- _AIM 1_: In the essay "On the Edge," whose essay was the writer reading on the metal bench in the mall?
- _AIM 2_: Write out the passage of the essay "On the Edge" starting at "On the Edge by" and ending at "I felt invigorated.".

- _EXCERPT PROVIDED_:
On the Edge by Shanna Trenholm
I laugh out loud in the strangest places. Last week, I was sitting alone on a metal bench in the middle of a downtown shopping mall reading an essay by David Sedaris when the impulse overtook me. My initial attempt to stifle the laughter, fueled by momentary concern of what others might think, gave way to an audible laugh. And not just a polite little chuckle but an eye-watering I-don’t-give-a-damn-who’s-watching outburst. Instead of feeling self-conscious when the mall-goers’ eyes brushed over me with their judgmental assessments, I felt invigorated.
Lately, and with rising intensity, I am on the edge. On the edge of a clean break with expectations and mores. On the edge of living my truth. I have never been one to color in the lines, but with each new year and major life change I find I get further out of synch with my peers and more in sync with my own path: as a high school drop-out, as a woman without kids, and as a college graduate who marked this milestone well past the age of most college students. This willingness to go against the cultural grain has become my life’s course. Laughing out loud in public spaces is just an outward expression of my inner desire to challenge societal convention.

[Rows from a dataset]
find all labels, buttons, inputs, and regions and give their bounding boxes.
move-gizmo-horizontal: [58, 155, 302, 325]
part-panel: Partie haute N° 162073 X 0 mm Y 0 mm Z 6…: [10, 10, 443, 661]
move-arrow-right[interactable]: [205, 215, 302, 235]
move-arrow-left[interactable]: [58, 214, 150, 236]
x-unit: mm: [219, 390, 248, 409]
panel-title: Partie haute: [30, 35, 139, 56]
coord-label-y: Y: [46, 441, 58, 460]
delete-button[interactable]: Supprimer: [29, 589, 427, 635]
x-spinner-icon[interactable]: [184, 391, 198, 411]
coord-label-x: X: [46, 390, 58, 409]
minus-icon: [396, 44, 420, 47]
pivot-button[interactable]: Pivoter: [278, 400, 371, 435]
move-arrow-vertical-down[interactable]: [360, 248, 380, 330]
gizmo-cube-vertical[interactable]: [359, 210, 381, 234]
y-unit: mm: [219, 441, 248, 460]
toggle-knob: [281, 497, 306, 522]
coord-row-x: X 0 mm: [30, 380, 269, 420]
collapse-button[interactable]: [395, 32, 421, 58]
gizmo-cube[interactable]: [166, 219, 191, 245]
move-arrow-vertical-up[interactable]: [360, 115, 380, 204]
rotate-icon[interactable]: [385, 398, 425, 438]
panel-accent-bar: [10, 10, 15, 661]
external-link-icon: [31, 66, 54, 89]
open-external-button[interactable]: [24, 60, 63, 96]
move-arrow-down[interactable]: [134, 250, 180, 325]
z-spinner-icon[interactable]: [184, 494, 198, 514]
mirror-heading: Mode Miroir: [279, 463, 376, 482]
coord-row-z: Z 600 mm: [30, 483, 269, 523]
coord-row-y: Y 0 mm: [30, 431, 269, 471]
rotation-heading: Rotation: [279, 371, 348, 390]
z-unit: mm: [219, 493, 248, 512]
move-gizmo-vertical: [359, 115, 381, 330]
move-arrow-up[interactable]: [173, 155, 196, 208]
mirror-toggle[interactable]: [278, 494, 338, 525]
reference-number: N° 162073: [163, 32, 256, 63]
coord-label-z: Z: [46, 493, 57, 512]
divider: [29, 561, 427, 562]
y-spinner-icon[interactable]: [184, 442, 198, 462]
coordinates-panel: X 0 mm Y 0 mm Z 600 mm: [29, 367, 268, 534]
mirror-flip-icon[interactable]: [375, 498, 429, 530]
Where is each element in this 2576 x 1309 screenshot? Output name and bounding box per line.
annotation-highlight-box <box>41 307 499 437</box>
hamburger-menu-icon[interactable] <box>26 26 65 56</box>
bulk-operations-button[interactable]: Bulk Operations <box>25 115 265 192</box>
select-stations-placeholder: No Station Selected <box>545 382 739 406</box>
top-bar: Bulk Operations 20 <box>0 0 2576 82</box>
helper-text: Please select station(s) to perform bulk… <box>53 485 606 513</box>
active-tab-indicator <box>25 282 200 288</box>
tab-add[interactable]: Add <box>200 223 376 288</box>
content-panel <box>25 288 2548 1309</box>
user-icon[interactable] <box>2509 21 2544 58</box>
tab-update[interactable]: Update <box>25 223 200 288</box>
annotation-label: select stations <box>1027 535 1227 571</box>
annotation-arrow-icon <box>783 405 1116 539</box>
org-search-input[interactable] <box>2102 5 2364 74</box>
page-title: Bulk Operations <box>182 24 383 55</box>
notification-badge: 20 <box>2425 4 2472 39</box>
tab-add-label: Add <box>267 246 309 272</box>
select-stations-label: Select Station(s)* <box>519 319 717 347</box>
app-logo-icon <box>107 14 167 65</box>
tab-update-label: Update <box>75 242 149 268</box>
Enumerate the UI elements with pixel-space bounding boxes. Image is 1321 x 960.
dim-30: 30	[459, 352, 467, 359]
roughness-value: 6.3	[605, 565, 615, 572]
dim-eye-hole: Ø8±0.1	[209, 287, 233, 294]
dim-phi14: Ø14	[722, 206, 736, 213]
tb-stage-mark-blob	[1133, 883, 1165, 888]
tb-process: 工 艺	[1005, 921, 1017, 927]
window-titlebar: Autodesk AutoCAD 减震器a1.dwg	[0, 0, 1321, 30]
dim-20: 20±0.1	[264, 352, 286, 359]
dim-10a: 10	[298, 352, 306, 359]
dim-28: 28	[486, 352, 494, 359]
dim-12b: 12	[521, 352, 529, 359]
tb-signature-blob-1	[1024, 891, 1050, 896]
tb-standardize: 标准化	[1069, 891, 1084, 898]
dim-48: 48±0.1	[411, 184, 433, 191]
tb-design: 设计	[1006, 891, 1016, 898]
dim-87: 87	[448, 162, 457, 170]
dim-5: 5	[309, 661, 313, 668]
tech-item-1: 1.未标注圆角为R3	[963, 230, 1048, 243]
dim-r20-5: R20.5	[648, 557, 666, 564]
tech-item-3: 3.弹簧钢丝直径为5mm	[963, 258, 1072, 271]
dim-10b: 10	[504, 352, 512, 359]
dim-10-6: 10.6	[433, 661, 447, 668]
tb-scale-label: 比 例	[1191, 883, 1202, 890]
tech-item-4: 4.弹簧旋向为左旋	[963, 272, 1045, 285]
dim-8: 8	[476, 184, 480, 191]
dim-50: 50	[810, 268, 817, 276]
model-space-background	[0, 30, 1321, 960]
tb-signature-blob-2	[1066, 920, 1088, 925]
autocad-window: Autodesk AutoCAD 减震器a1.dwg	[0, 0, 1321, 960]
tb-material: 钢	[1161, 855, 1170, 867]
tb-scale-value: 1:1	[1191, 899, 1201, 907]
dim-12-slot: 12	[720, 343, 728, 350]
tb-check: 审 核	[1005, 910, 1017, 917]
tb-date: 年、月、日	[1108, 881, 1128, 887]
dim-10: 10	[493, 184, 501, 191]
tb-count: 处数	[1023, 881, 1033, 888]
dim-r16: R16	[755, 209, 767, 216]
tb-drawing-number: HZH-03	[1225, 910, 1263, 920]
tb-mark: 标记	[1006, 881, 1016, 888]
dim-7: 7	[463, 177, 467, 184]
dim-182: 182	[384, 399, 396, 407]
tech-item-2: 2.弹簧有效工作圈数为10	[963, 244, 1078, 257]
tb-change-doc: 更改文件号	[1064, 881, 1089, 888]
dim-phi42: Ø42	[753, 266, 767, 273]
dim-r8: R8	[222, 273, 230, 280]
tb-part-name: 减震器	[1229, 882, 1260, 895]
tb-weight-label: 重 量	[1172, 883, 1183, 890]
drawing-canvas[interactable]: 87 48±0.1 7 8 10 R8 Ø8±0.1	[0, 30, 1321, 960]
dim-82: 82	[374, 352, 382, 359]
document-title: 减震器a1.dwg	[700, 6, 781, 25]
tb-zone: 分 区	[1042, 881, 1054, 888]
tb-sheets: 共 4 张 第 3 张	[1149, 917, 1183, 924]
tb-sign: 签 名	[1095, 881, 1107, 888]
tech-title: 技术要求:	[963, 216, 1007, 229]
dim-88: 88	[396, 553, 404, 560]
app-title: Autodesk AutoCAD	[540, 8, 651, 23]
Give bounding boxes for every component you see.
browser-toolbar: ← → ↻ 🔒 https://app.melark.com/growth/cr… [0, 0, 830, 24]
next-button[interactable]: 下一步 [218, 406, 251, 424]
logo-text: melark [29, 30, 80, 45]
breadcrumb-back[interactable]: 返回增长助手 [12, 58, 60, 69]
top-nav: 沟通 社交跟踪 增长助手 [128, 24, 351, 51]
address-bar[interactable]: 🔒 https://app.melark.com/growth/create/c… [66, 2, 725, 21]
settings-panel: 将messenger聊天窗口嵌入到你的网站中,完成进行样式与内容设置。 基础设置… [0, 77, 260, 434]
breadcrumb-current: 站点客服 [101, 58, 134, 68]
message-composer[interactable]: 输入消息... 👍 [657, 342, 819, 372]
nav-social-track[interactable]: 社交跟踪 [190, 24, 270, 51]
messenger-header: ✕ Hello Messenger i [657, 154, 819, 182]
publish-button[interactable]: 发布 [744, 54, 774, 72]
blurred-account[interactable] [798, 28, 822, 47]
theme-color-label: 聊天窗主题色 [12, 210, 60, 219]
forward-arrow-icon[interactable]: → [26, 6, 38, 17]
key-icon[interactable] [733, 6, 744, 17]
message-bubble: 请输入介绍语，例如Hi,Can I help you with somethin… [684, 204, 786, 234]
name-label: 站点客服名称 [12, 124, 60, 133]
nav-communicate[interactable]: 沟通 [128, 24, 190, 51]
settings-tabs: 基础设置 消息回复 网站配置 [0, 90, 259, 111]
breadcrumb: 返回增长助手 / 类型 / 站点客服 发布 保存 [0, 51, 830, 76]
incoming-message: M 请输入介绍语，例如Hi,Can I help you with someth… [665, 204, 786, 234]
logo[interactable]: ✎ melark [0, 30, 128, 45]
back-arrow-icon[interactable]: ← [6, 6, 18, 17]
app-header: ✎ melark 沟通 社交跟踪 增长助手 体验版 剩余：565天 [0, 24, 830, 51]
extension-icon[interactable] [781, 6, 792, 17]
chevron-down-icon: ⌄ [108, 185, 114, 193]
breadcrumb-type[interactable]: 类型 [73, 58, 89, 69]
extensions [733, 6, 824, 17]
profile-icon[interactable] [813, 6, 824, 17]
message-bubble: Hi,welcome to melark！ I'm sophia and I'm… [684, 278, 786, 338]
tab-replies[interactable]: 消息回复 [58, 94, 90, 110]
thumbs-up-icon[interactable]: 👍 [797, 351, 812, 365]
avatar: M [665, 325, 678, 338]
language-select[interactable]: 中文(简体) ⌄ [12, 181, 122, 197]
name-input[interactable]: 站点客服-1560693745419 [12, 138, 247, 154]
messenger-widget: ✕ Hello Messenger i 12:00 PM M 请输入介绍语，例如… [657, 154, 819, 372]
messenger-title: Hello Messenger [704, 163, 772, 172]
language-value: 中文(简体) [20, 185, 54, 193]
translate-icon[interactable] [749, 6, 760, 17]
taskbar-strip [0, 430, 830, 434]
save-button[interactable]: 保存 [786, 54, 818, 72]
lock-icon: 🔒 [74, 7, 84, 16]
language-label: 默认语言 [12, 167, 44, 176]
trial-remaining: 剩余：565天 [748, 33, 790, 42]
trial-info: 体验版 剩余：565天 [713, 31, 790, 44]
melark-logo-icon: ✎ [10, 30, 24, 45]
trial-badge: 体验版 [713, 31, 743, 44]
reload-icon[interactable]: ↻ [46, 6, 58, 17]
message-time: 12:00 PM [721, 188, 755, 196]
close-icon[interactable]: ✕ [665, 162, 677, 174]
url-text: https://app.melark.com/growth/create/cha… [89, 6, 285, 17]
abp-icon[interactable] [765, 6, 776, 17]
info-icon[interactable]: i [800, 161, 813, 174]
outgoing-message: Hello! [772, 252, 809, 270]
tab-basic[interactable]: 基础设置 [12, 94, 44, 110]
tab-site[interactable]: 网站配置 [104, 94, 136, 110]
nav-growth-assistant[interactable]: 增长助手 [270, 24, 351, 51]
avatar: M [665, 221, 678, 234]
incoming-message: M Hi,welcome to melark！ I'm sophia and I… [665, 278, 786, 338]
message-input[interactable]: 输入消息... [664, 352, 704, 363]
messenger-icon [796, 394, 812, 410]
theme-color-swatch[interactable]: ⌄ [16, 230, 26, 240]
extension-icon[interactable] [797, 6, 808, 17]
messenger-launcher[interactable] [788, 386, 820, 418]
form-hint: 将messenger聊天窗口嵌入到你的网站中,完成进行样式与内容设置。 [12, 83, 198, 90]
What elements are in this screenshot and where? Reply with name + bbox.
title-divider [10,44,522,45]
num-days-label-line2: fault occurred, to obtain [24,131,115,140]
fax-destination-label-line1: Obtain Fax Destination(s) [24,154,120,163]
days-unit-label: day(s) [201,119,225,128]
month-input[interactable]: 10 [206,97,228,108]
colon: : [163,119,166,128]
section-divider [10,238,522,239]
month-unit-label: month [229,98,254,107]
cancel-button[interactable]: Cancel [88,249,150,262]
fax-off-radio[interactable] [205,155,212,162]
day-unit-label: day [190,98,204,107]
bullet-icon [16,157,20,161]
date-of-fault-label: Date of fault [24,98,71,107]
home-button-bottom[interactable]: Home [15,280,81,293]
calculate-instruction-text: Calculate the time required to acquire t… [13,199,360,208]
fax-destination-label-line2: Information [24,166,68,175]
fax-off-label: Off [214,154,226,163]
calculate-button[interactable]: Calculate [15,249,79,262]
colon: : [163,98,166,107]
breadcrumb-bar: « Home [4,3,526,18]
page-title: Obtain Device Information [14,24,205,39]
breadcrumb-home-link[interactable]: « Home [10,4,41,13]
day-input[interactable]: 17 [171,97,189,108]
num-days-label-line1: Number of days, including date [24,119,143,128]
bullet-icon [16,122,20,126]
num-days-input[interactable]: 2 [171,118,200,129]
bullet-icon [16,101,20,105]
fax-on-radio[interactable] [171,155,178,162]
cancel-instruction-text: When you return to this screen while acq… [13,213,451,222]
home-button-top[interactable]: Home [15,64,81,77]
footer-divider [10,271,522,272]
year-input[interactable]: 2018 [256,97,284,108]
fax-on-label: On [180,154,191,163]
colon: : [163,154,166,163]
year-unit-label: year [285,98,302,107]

- _CORRECT ANSWER 1_: An essay by David Sedaris.

- _CORRECT ANSWER 2_:
On the Edge by Shanna Trenholm
I laugh out loud in the strangest places. Last week, I was sitting alone on a metal bench in the middle of a downtown shopping mall reading an essay by David Sedaris when the impulse overtook me. My initial attempt to stifle the laughter, fueled by momentary concern of what others might think, gave way to an audible laugh. And not just a polite little chuckle but an eye-watering I-don’t-give-a-damn-who’s-watching outburst. Instead of feeling self-conscious when the mall-goers’ eyes brushed over me with their judgmental assessments, I felt invigorated.